### The exercise
Scan the listing below and copy every line holding "также".

───── Information given

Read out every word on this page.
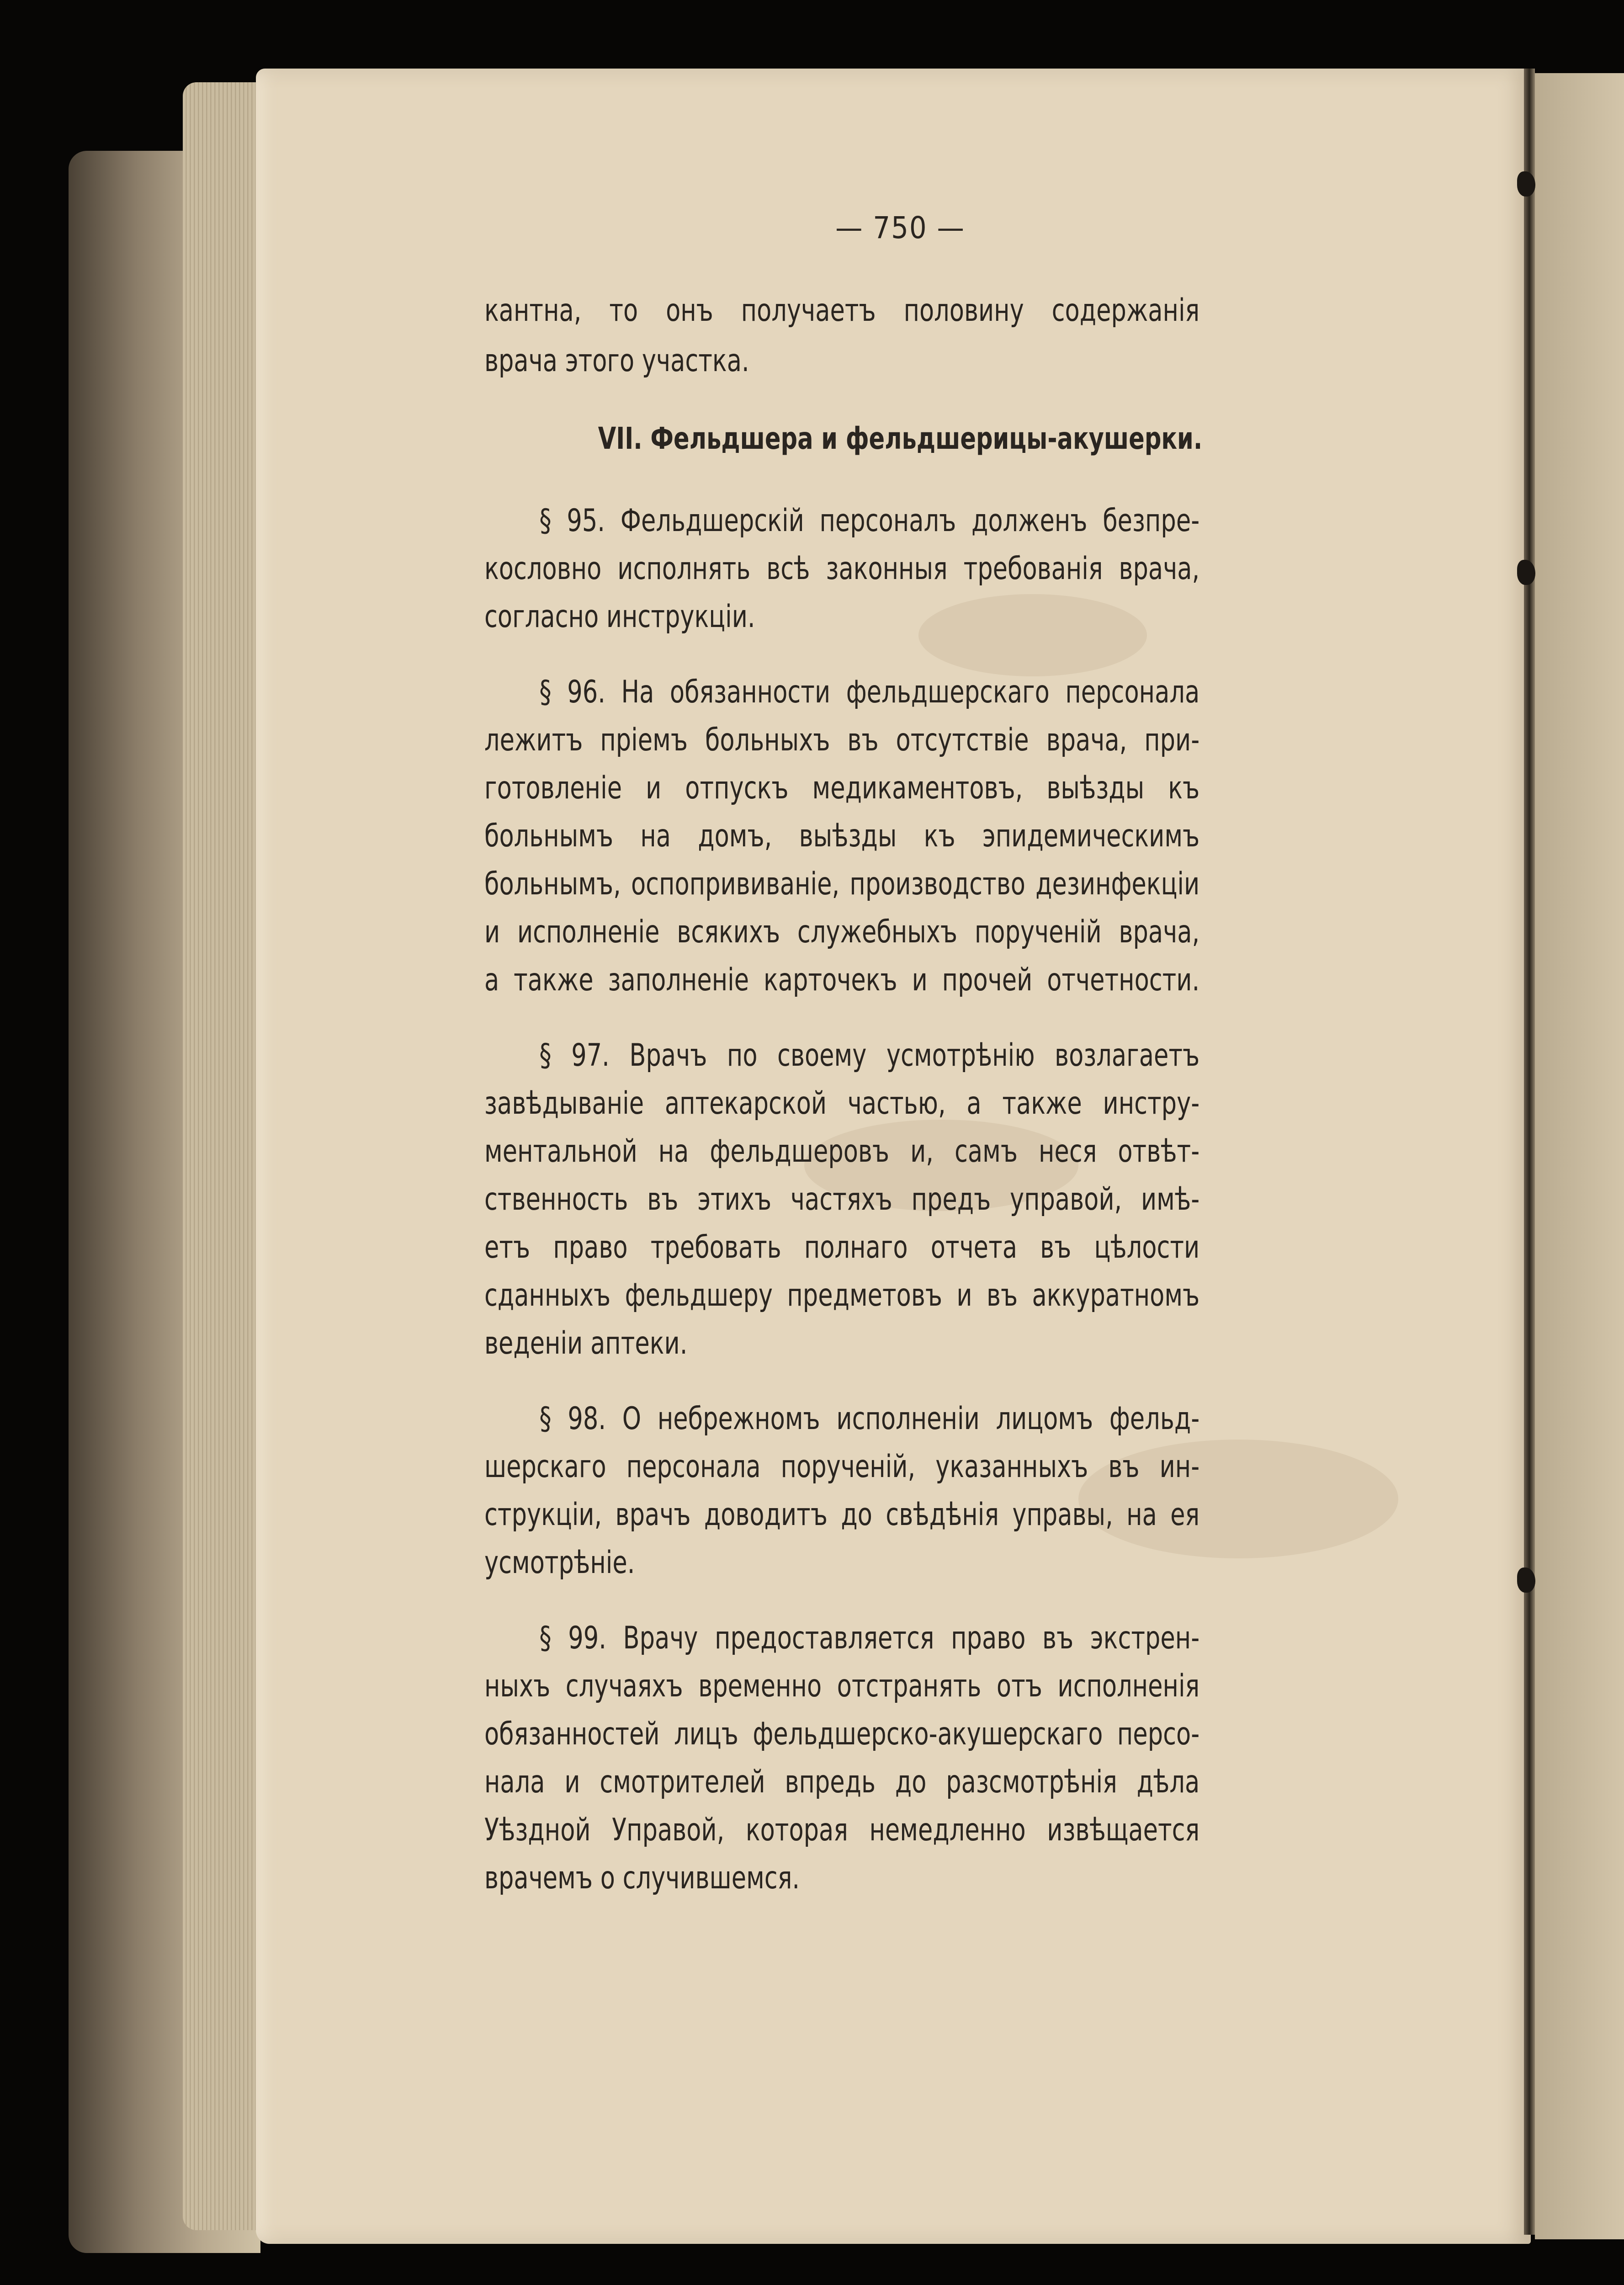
— 750 —
кантна, то онъ получаетъ половину содержанія
врача этого участка.
VII. Фельдшера и фельдшерицы-акушерки.
§ 95. Фельдшерскій персоналъ долженъ безпре-
кословно исполнять всѣ законныя требованія врача,
согласно инструкціи.
§ 96. На обязанности фельдшерскаго персонала
лежитъ пріемъ больныхъ въ отсутствіе врача, при-
готовленіе и отпускъ медикаментовъ, выѣзды къ
больнымъ на домъ, выѣзды къ эпидемическимъ
больнымъ, оспопрививаніе, производство дезинфекціи
и исполненіе всякихъ служебныхъ порученій врача,
а также заполненіе карточекъ и прочей отчетности.
§ 97. Врачъ по своему усмотрѣнію возлагаетъ
завѣдываніе аптекарской частью, а также инстру-
ментальной на фельдшеровъ и, самъ неся отвѣт-
ственность въ этихъ частяхъ предъ управой, имѣ-
етъ право требовать полнаго отчета въ цѣлости
сданныхъ фельдшеру предметовъ и въ аккуратномъ
веденіи аптеки.
§ 98. О небрежномъ исполненіи лицомъ фельд-
шерскаго персонала порученій, указанныхъ въ ин-
струкціи, врачъ доводитъ до свѣдѣнія управы, на ея
усмотрѣніе.
§ 99. Врачу предоставляется право въ экстрен-
ныхъ случаяхъ временно отстранять отъ исполненія
обязанностей лицъ фельдшерско-акушерскаго персо-
нала и смотрителей впредь до разсмотрѣнія дѣла
Уѣздной Управой, которая немедленно извѣщается
врачемъ о случившемся.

──────────

### Result of the exercise
а также заполненіе карточекъ и прочей отчетности.
завѣдываніе аптекарской частью, а также инстру-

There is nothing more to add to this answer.